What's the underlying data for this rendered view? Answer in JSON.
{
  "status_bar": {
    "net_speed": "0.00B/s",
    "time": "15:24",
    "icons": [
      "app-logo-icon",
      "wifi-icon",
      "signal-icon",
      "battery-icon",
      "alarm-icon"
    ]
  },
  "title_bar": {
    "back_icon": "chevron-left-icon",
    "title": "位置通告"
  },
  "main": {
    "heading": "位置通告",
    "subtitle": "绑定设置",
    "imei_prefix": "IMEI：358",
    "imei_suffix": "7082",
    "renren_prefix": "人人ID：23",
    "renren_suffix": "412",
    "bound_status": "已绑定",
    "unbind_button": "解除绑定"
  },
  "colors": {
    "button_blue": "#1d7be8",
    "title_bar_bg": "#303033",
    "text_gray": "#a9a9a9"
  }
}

EXERCISE TASK:
Repeat the data precisely, reproducing every entry.

EXPECTED OUTPUT:
What's the underlying data for this rendered view? Answer in JSON.
{
  "status_bar": {
    "net_speed": "0.00B/s",
    "time": "15:24",
    "icons": [
      "app-logo-icon",
      "wifi-icon",
      "signal-icon",
      "battery-icon",
      "alarm-icon"
    ]
  },
  "title_bar": {
    "back_icon": "chevron-left-icon",
    "title": "位置通告"
  },
  "main": {
    "heading": "位置通告",
    "subtitle": "绑定设置",
    "imei_prefix": "IMEI：358",
    "imei_suffix": "7082",
    "renren_prefix": "人人ID：23",
    "renren_suffix": "412",
    "bound_status": "已绑定",
    "unbind_button": "解除绑定"
  },
  "colors": {
    "button_blue": "#1d7be8",
    "title_bar_bg": "#303033",
    "text_gray": "#a9a9a9"
  }
}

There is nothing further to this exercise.